======== Listing ========

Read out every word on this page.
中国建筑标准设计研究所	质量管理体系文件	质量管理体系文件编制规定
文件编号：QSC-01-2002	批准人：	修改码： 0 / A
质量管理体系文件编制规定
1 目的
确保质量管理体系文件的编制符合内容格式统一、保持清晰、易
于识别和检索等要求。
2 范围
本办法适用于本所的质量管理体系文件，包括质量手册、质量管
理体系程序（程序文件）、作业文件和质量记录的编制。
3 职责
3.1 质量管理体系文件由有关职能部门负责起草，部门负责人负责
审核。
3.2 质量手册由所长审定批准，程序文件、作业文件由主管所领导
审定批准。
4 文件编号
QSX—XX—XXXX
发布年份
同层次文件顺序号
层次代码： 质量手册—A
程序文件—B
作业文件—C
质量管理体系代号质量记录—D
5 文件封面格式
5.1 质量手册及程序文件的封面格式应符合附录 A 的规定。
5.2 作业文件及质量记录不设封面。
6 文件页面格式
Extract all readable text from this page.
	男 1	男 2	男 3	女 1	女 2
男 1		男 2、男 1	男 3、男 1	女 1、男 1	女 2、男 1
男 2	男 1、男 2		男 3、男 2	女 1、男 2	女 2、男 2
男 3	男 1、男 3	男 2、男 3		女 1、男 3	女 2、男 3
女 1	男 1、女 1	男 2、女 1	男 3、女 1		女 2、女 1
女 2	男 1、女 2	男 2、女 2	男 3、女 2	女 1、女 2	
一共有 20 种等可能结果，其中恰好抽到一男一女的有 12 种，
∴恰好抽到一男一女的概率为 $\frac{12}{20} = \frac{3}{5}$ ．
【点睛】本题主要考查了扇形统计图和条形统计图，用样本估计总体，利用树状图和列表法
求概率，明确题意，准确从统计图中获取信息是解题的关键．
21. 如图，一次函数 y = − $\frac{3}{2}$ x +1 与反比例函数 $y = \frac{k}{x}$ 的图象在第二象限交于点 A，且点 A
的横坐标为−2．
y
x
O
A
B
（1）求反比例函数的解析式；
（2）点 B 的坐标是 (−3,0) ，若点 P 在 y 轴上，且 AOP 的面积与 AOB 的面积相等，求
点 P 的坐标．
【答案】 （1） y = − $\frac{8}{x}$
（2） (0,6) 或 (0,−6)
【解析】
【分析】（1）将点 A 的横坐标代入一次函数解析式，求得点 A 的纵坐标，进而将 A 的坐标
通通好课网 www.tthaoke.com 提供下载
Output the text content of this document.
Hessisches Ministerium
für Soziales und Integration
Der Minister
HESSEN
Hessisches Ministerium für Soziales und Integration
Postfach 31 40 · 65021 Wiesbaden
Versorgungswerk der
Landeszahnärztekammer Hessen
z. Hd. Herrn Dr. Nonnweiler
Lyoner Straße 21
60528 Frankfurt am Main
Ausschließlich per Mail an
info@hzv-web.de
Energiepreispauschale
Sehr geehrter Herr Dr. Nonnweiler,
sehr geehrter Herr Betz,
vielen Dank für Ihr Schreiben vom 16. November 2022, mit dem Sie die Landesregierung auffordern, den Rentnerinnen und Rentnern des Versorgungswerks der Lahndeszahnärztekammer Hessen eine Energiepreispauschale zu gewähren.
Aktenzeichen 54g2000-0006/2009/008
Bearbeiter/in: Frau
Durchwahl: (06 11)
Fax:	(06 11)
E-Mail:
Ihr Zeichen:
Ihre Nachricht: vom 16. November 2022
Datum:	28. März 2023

========

#### What the task asks
Which lines hold the word "Ministerium"? Copy all of them.

#### Complete response
Hessisches Ministerium
Hessisches Ministerium für Soziales und Integration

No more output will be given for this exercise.